STATED TASK: Print all entries word for word.

## begin MATERIAL FOR THIS EXERCISE

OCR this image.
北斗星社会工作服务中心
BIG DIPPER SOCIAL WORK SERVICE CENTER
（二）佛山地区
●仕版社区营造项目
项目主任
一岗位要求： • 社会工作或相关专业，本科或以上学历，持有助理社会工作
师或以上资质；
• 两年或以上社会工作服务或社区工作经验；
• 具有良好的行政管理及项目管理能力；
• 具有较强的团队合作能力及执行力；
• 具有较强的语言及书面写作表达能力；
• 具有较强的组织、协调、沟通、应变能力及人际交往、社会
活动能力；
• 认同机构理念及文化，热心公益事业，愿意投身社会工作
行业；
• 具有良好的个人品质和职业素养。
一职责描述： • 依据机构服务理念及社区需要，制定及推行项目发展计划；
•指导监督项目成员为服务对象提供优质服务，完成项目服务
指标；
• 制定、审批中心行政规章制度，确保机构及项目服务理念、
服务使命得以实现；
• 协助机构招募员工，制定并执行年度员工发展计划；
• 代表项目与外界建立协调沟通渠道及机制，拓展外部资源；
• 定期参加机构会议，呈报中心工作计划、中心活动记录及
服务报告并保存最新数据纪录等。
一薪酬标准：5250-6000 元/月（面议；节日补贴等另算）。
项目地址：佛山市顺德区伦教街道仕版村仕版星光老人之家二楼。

## end MATERIAL FOR THIS EXERCISE

FULL RESPONSE:
OCR this image.
北斗星社会工作服务中心
BIG DIPPER SOCIAL WORK SERVICE CENTER
（二）佛山地区
●仕版社区营造项目
项目主任
一岗位要求： • 社会工作或相关专业，本科或以上学历，持有助理社会工作
师或以上资质；
• 两年或以上社会工作服务或社区工作经验；
• 具有良好的行政管理及项目管理能力；
• 具有较强的团队合作能力及执行力；
• 具有较强的语言及书面写作表达能力；
• 具有较强的组织、协调、沟通、应变能力及人际交往、社会
活动能力；
• 认同机构理念及文化，热心公益事业，愿意投身社会工作
行业；
• 具有良好的个人品质和职业素养。
一职责描述： • 依据机构服务理念及社区需要，制定及推行项目发展计划；
•指导监督项目成员为服务对象提供优质服务，完成项目服务
指标；
• 制定、审批中心行政规章制度，确保机构及项目服务理念、
服务使命得以实现；
• 协助机构招募员工，制定并执行年度员工发展计划；
• 代表项目与外界建立协调沟通渠道及机制，拓展外部资源；
• 定期参加机构会议，呈报中心工作计划、中心活动记录及
服务报告并保存最新数据纪录等。
一薪酬标准：5250-6000 元/月（面议；节日补贴等另算）。
项目地址：佛山市顺德区伦教街道仕版村仕版星光老人之家二楼。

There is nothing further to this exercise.